-- Exercise requirements --
In the entries below, find the lines with the word "statements" and copy them.

###

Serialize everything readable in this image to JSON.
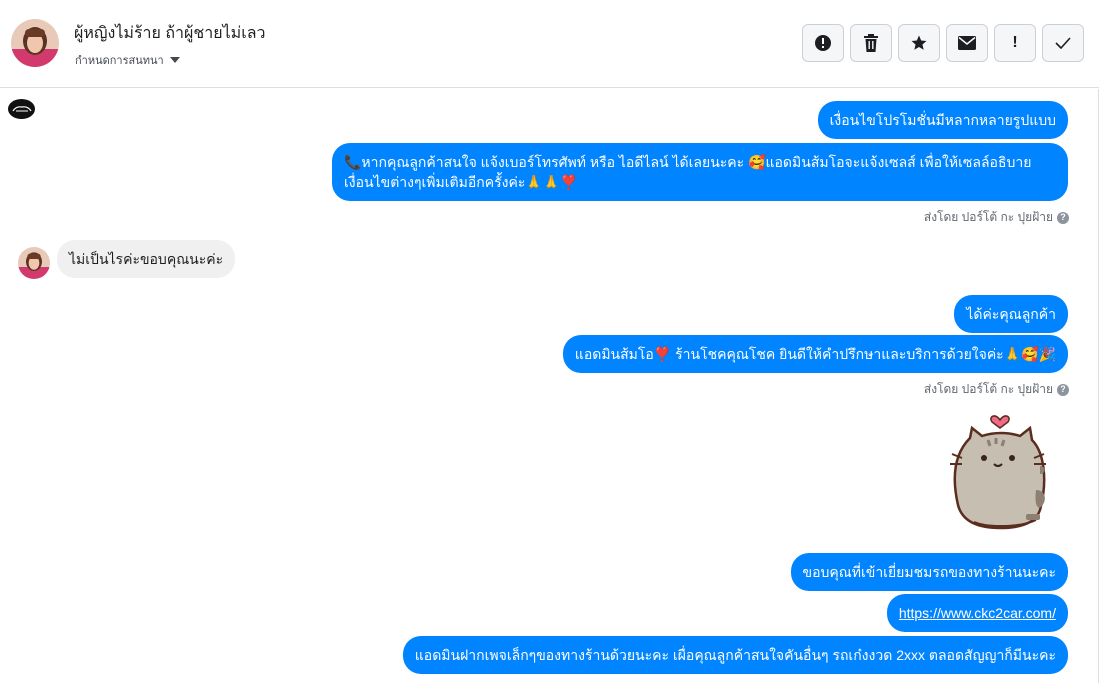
{
  "conversation": {
    "contact_name": "ผู้หญิงไม่ร้าย ถ้าผู้ชายไม่เลว",
    "assign_label": "กำหนดการสนทนา"
  },
  "toolbar": {
    "buttons": [
      {
        "name": "report-spam",
        "icon": "exclamation-circle-icon"
      },
      {
        "name": "delete",
        "icon": "trash-icon"
      },
      {
        "name": "star",
        "icon": "star-icon"
      },
      {
        "name": "mark-unread",
        "icon": "envelope-icon"
      },
      {
        "name": "follow-up",
        "icon": "exclamation-icon",
        "label": "!"
      },
      {
        "name": "mark-done",
        "icon": "check-icon"
      }
    ]
  },
  "messages": {
    "m1": "เงื่อนไขโปรโมชั่นมีหลากหลายรูปแบบ",
    "m2": "📞หากคุณลูกค้าสนใจ แจ้งเบอร์โทรศัพท์ หรือ ไอดีไลน์ ได้เลยนะคะ 🥰แอดมินส้มโอจะแจ้งเซลส์ เพื่อให้เซลล์อธิบายเงื่อนไขต่างๆเพิ่มเติมอีกครั้งค่ะ🙏🙏❣️",
    "sent_by_1": "ส่งโดย ปอร์โต้ กะ ปุยฝ้าย",
    "incoming_1": "ไม่เป็นไรค่ะขอบคุณนะค่ะ",
    "m3": "ได้ค่ะคุณลูกค้า",
    "m4": "แอดมินส้มโอ❣️ ร้านโชคคุณโชค ยินดีให้คำปรึกษาและบริการด้วยใจค่ะ🙏🥰🎉",
    "sent_by_2": "ส่งโดย ปอร์โต้ กะ ปุยฝ้าย",
    "m5": "ขอบคุณที่เข้าเยี่ยมชมรถของทางร้านนะคะ",
    "m6_link": "https://www.ckc2car.com/",
    "m7": "แอดมินฝากเพจเล็กๆของทางร้านด้วยนะคะ เผื่อคุณลูกค้าสนใจคันอื่นๆ รถเก๋งงวด 2xxx ตลอดสัญญาก็มีนะคะ"
  },
  "colors": {
    "outgoing_bubble": "#0084ff",
    "incoming_bubble": "#f1f0f0",
    "text_secondary": "#606770"
  }
}
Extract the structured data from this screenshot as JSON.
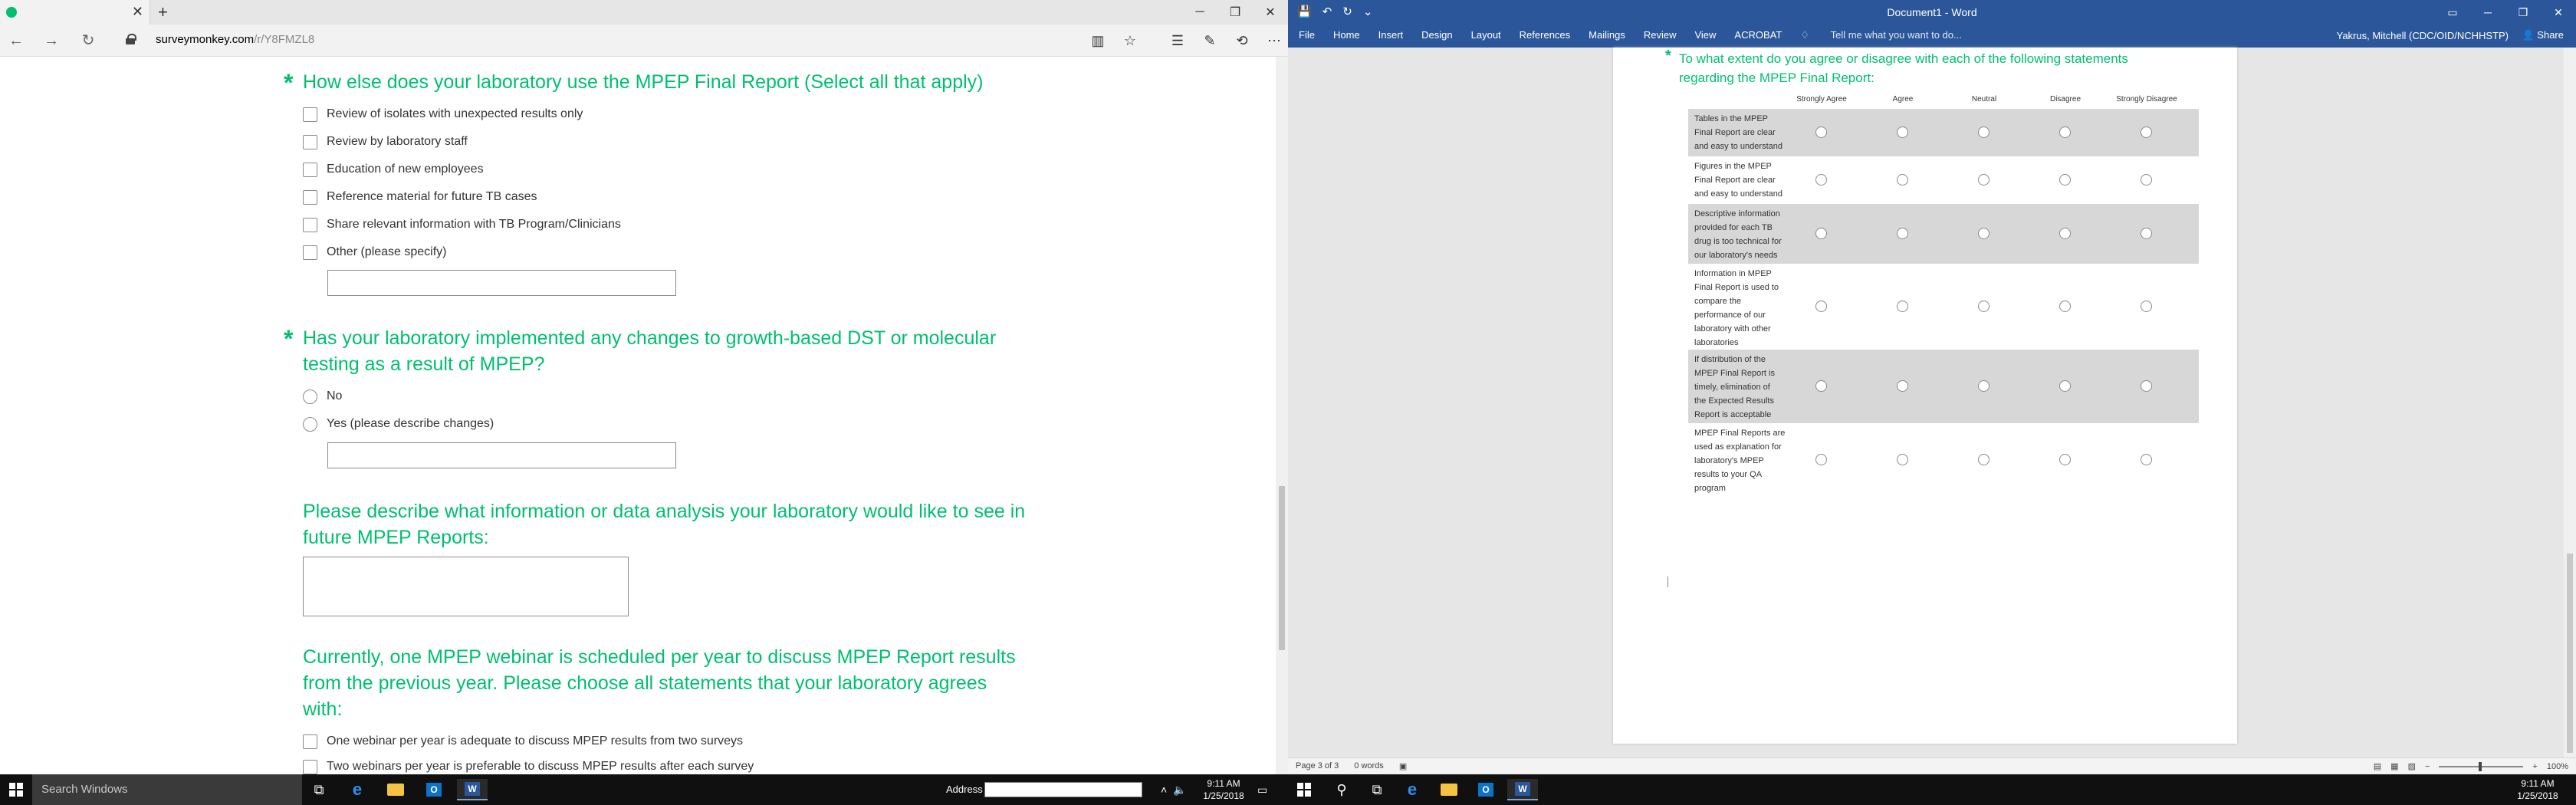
{
  "edge": {
    "url_domain": "surveymonkey.com",
    "url_path": "/r/Y8FMZL8",
    "nav": {
      "back": "←",
      "forward": "→",
      "refresh": "↻"
    },
    "tools": [
      "reading-view-icon",
      "favorite-star-icon",
      "hub-icon",
      "web-note-icon",
      "share-icon",
      "more-icon"
    ],
    "tab_close": "✕",
    "new_tab": "+",
    "win": {
      "minimize": "─",
      "restore": "❐",
      "close": "✕"
    }
  },
  "survey": {
    "q1": {
      "title": "How else does your laboratory use the MPEP Final Report (Select all that apply)",
      "options": [
        "Review of isolates with unexpected results only",
        "Review by laboratory staff",
        "Education of new employees",
        "Reference material for future TB cases",
        "Share relevant information with TB Program/Clinicians",
        "Other (please specify)"
      ]
    },
    "q2": {
      "title_line1": "Has your laboratory implemented any changes to growth-based DST or molecular",
      "title_line2": "testing as a result of MPEP?",
      "options": [
        "No",
        "Yes (please describe changes)"
      ]
    },
    "q3": {
      "title_line1": "Please describe what information or data analysis your laboratory would like to see in",
      "title_line2": "future MPEP Reports:"
    },
    "q4": {
      "title_line1": "Currently, one MPEP webinar is scheduled per year to discuss MPEP Report results",
      "title_line2": "from the previous year. Please choose all statements that your laboratory agrees",
      "title_line3": "with:",
      "options": [
        "One webinar per year is adequate to discuss MPEP results from two surveys",
        "Two webinars per year is preferable to discuss MPEP results after each survey"
      ]
    },
    "required_mark": "*"
  },
  "taskbar_left": {
    "search_placeholder": "Search Windows",
    "address_label": "Address",
    "time": "9:11 AM",
    "date": "1/25/2018",
    "outlook_letter": "O",
    "word_letter": "W"
  },
  "word": {
    "title": "Document1 - Word",
    "tabs": [
      "File",
      "Home",
      "Insert",
      "Design",
      "Layout",
      "References",
      "Mailings",
      "Review",
      "View",
      "ACROBAT"
    ],
    "tell_me": "Tell me what you want to do...",
    "user": "Yakrus, Mitchell (CDC/OID/NCHHSTP)",
    "share": "Share",
    "question_line1": "To what extent do you agree or disagree with each of the following statements",
    "question_line2": "regarding the MPEP Final Report:",
    "columns": [
      "Strongly Agree",
      "Agree",
      "Neutral",
      "Disagree",
      "Strongly Disagree"
    ],
    "rows": [
      [
        "Tables in the MPEP",
        "Final Report are clear",
        "and easy to understand"
      ],
      [
        "Figures in the MPEP",
        "Final Report are clear",
        "and easy to understand"
      ],
      [
        "Descriptive information",
        "provided for each TB",
        "drug is too technical for",
        "our laboratory's needs"
      ],
      [
        "Information in MPEP",
        "Final Report is used to",
        "compare the",
        "performance of our",
        "laboratory with other",
        "laboratories"
      ],
      [
        "If distribution of the",
        "MPEP Final Report is",
        "timely, elimination of",
        "the Expected Results",
        "Report is acceptable"
      ],
      [
        "MPEP Final Reports are",
        "used as explanation for",
        "laboratory's MPEP",
        "results to your QA",
        "program"
      ]
    ],
    "status_page": "Page 3 of 3",
    "status_words": "0 words",
    "zoom": "100%"
  },
  "taskbar_right": {
    "time": "9:11 AM",
    "date": "1/25/2018",
    "outlook_letter": "O",
    "word_letter": "W"
  }
}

###

-- Output for this task --
      "title_line2": "from the previous year. Please choose all statements that your laboratory agrees",
    "question_line1": "To what extent do you agree or disagree with each of the following statements",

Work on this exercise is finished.